Return each line of the listing below, unchanged, and omit the images.

╔══

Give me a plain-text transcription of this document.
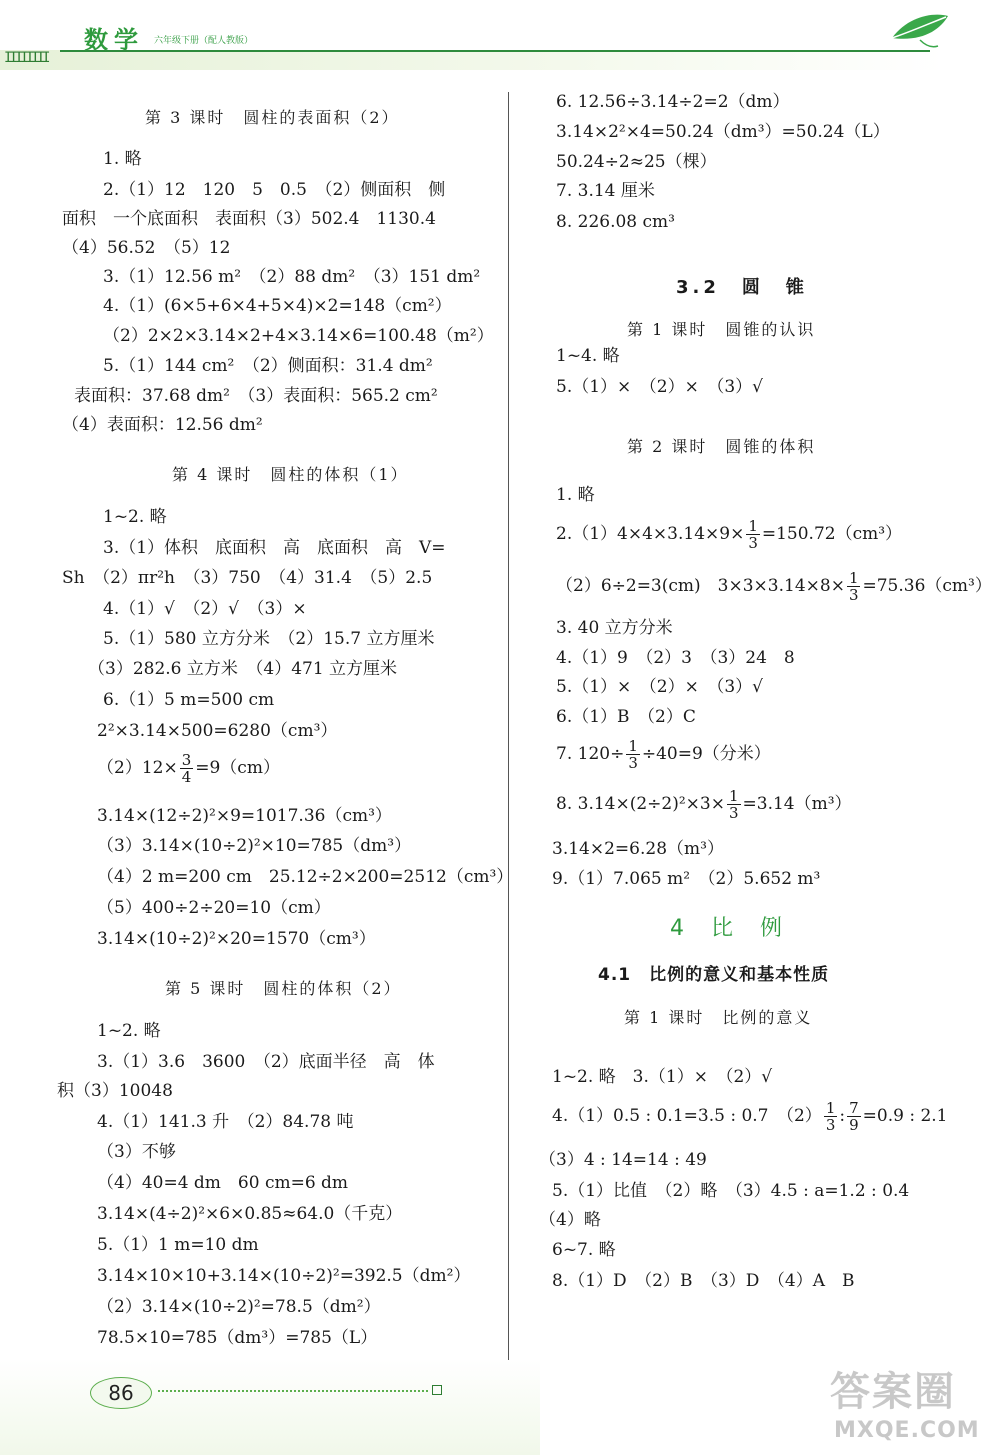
IIIIIIII
数学 六年级下册（配人教版）
第 3 课时　圆柱的表面积（2）
1. 略
2.（1）12　120　5　0.5　（2）侧面积　侧
面积　一个底面积　表面积（3）502.4　1130.4
（4）56.52　（5）12
3.（1）12.56 m²　（2）88 dm²　（3）151 dm²
4.（1）(6×5+6×4+5×4)×2=148（cm²）
（2）2×2×3.14×2+4×3.14×6=100.48（m²）
5.（1）144 cm²　（2）侧面积：31.4 dm²
表面积：37.68 dm²　（3）表面积：565.2 cm²
（4）表面积：12.56 dm²
第 4 课时　圆柱的体积（1）
1~2. 略
3.（1）体积　底面积　高　底面积　高　V=
Sh　（2）πr²h　（3）750　（4）31.4　（5）2.5
4.（1）√　（2）√　（3）×
5.（1）580 立方分米　（2）15.7 立方厘米
（3）282.6 立方米　（4）471 立方厘米
6.（1）5 m=500 cm
2²×3.14×500=6280（cm³）
$(2)12\times \frac{3}{4} =9(cm)$
3.14×(12÷2)²×9=1017.36（cm³）
（3）3.14×(10÷2)²×10=785（dm³）
（4）2 m=200 cm　25.12÷2×200=2512（cm³）
（5）400÷2÷20=10（cm）
3.14×(10÷2)²×20=1570（cm³）
第 5 课时　圆柱的体积（2）
1~2. 略
3.（1）3.6　3600　（2）底面半径　高　体
积（3）10048
4.（1）141.3 升　（2）84.78 吨
（3）不够
（4）40=4 dm　60 cm=6 dm
3.14×(4÷2)²×6×0.85≈64.0（千克）
5.（1）1 m=10 dm
3.14×10×10+3.14×(10÷2)²=392.5（dm²）
（2）3.14×(10÷2)²=78.5（dm²）
78.5×10=785（dm³）=785（L）
6. 12.56÷3.14÷2=2（dm）
3.14×2²×4=50.24（dm³）=50.24（L）
50.24÷2≈25（棵）
7. 3.14 厘米
8. 226.08 cm³
3.2　圆　锥
第 1 课时　圆锥的认识
1~4. 略
5.（1）×　（2）×　（3）√
第 2 课时　圆锥的体积
1. 略
$2.(1)4\times 4\times 3.14\times 9\times \frac{1}{3} =150.72(cm^3)$
（2）6÷2=3(cm)　$3\times 3\times 3.14\times 8\times \frac{1}{3} =75.36(cm^3)$
3. 40 立方分米
4.（1）9　（2）3　（3）24　8
5.（1）×　（2）×　（3）√
6.（1）B　（2）C
7. $120\div \frac{1}{3} \div 40=9$（分米）
8. $3.14\times(2\div 2)^2\times 3\times \frac{1}{3} =3.14(m^3)$
3.14×2=6.28（m³）
9.（1）7.065 m²　（2）5.652 m³
4 比 例
4.1　比例的意义和基本性质
第 1 课时　比例的意义
1~2. 略　3.（1）×　（2）√
4.（1）0.5 : 0.1=3.5 : 0.7　$(2) \frac{1}{3}$ : $\frac{7}{9} =0.9$ : 2.1
（3）4 : 14=14 : 49
5.（1）比值　（2）略　（3）4.5 : a=1.2 : 0.4
（4）略
6~7. 略
8.（1）D　（2）B　（3）D　（4）A　B
86	答案圈
MXQE.COM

╚══

▸ Result for this task
Give me a plain-text transcription of this document.
IIIIIIII
数学 六年级下册（配人教版）
第 3 课时　圆柱的表面积（2）
1. 略
2.（1）12　120　5　0.5　（2）侧面积　侧
面积　一个底面积　表面积（3）502.4　1130.4
（4）56.52　（5）12
3.（1）12.56 m²　（2）88 dm²　（3）151 dm²
4.（1）(6×5+6×4+5×4)×2=148（cm²）
（2）2×2×3.14×2+4×3.14×6=100.48（m²）
5.（1）144 cm²　（2）侧面积：31.4 dm²
表面积：37.68 dm²　（3）表面积：565.2 cm²
（4）表面积：12.56 dm²
第 4 课时　圆柱的体积（1）
1~2. 略
3.（1）体积　底面积　高　底面积　高　V=
Sh　（2）πr²h　（3）750　（4）31.4　（5）2.5
4.（1）√　（2）√　（3）×
5.（1）580 立方分米　（2）15.7 立方厘米
（3）282.6 立方米　（4）471 立方厘米
6.（1）5 m=500 cm
2²×3.14×500=6280（cm³）
$(2)12\times \frac{3}{4} =9(cm)$
3.14×(12÷2)²×9=1017.36（cm³）
（3）3.14×(10÷2)²×10=785（dm³）
（4）2 m=200 cm　25.12÷2×200=2512（cm³）
（5）400÷2÷20=10（cm）
3.14×(10÷2)²×20=1570（cm³）
第 5 课时　圆柱的体积（2）
1~2. 略
3.（1）3.6　3600　（2）底面半径　高　体
积（3）10048
4.（1）141.3 升　（2）84.78 吨
（3）不够
（4）40=4 dm　60 cm=6 dm
3.14×(4÷2)²×6×0.85≈64.0（千克）
5.（1）1 m=10 dm
3.14×10×10+3.14×(10÷2)²=392.5（dm²）
（2）3.14×(10÷2)²=78.5（dm²）
78.5×10=785（dm³）=785（L）
6. 12.56÷3.14÷2=2（dm）
3.14×2²×4=50.24（dm³）=50.24（L）
50.24÷2≈25（棵）
7. 3.14 厘米
8. 226.08 cm³
3.2　圆　锥
第 1 课时　圆锥的认识
1~4. 略
5.（1）×　（2）×　（3）√
第 2 课时　圆锥的体积
1. 略
$2.(1)4\times 4\times 3.14\times 9\times \frac{1}{3} =150.72(cm^3)$
（2）6÷2=3(cm)　$3\times 3\times 3.14\times 8\times \frac{1}{3} =75.36(cm^3)$
3. 40 立方分米
4.（1）9　（2）3　（3）24　8
5.（1）×　（2）×　（3）√
6.（1）B　（2）C
7. $120\div \frac{1}{3} \div 40=9$（分米）
8. $3.14\times(2\div 2)^2\times 3\times \frac{1}{3} =3.14(m^3)$
3.14×2=6.28（m³）
9.（1）7.065 m²　（2）5.652 m³
4 比 例
4.1　比例的意义和基本性质
第 1 课时　比例的意义
1~2. 略　3.（1）×　（2）√
4.（1）0.5 : 0.1=3.5 : 0.7　$(2) \frac{1}{3}$ : $\frac{7}{9} =0.9$ : 2.1
（3）4 : 14=14 : 49
5.（1）比值　（2）略　（3）4.5 : a=1.2 : 0.4
（4）略
6~7. 略
8.（1）D　（2）B　（3）D　（4）A　B
86	答案圈
MXQE.COM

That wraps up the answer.